═════ Information supplied ═════

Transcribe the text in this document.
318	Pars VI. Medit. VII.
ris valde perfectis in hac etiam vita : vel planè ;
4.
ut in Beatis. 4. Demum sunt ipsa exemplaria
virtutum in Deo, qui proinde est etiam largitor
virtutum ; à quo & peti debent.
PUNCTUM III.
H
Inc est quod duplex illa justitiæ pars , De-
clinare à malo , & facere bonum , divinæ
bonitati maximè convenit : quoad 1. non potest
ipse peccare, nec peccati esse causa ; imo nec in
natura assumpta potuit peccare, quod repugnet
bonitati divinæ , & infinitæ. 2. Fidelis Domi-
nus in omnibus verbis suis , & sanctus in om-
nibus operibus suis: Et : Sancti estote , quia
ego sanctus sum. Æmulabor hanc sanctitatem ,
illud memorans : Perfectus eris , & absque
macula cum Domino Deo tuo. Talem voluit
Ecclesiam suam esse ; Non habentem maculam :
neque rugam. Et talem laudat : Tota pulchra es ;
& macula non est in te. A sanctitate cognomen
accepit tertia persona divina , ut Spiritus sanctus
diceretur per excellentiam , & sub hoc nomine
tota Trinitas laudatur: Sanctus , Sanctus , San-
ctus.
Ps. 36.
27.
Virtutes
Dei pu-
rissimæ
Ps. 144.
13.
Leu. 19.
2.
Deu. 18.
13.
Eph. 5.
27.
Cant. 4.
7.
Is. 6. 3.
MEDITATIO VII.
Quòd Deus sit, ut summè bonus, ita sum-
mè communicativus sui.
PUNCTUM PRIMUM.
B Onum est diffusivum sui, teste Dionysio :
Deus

═════

### Set problem
Select from the material above each line in which the string "esse" appears, and list those lines.

### Expected output
ipse peccare, nec peccati esse causa ; imo nec in
Ecclesiam suam esse ; Non habentem maculam :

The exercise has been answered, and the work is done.